Stored data
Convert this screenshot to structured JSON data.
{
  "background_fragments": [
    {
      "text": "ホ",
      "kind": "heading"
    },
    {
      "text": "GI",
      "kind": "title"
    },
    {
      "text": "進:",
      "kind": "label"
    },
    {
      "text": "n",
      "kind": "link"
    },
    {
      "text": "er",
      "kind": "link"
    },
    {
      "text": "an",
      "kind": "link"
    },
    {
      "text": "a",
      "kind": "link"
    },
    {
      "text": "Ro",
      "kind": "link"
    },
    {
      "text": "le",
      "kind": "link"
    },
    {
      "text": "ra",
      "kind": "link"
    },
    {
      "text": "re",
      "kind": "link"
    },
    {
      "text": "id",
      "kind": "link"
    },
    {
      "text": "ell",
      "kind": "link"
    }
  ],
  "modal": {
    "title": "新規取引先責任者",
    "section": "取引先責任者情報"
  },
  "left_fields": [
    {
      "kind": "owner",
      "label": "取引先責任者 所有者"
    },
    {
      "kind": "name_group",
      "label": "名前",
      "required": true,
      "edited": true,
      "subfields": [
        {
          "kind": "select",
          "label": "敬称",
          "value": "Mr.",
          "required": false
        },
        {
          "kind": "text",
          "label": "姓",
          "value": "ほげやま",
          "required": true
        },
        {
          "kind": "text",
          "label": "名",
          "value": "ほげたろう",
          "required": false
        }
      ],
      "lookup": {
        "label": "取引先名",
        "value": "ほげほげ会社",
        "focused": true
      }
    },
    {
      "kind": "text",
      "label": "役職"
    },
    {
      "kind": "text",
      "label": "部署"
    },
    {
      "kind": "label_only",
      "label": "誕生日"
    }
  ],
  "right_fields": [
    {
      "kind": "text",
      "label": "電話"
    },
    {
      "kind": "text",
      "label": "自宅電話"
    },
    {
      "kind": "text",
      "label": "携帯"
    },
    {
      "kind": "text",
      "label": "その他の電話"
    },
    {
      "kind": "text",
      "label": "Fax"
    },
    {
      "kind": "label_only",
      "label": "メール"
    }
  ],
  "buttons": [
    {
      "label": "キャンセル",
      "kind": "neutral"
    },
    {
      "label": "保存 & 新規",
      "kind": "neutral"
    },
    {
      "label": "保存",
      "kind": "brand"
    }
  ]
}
* * *
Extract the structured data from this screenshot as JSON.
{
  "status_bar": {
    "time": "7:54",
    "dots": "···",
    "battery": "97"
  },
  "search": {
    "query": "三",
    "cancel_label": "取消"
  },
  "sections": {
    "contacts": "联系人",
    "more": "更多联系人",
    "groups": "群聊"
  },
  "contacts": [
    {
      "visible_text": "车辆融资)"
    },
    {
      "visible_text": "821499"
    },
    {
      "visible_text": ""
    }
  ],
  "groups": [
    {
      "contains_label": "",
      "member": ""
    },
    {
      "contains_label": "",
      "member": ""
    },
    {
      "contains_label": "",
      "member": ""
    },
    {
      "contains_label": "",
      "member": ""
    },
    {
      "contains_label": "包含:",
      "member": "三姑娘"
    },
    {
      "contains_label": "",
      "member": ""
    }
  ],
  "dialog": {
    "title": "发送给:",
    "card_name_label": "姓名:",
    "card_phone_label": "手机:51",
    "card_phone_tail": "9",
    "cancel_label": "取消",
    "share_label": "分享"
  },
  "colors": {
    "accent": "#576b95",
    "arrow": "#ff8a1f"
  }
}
==
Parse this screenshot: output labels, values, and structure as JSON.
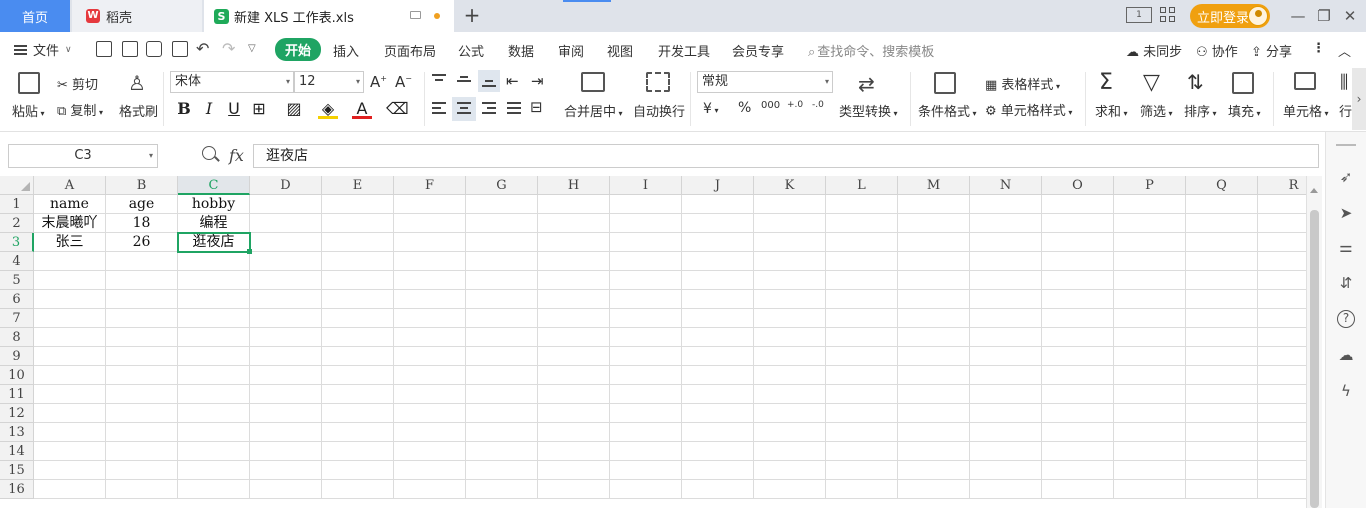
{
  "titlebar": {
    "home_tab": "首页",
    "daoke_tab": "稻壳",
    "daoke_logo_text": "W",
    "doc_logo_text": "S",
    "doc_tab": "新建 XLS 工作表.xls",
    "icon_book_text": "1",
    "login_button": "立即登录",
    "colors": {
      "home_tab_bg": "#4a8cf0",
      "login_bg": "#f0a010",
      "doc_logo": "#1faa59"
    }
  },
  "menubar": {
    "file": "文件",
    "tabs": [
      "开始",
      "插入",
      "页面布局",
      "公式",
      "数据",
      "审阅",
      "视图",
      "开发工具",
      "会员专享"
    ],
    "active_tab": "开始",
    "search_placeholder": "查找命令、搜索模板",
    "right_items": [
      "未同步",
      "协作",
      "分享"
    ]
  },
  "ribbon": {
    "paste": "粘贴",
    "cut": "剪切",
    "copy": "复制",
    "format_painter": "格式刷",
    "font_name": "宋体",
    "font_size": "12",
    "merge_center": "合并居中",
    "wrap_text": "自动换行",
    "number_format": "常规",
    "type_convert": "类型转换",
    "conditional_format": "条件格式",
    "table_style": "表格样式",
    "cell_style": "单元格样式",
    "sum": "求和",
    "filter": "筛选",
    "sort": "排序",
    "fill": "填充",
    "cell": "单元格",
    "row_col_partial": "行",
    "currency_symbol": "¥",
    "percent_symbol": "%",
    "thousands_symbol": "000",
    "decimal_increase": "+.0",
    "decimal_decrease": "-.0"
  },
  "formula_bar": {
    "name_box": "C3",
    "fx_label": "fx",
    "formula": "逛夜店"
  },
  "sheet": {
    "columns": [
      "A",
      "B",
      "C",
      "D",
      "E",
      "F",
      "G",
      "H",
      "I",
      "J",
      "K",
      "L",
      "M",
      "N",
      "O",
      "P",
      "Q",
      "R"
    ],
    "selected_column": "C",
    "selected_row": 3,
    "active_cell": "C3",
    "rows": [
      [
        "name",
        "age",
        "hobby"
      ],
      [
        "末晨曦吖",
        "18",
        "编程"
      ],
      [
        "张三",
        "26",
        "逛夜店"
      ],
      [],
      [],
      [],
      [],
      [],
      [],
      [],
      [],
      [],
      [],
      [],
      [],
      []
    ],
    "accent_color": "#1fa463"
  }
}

• [Short task]:
Copy out each line of the material that holds the word "structured".

• [Response for this exercise]:
Convert this screenshot to structured JSON data.
Extract the structured data from this screenshot as JSON.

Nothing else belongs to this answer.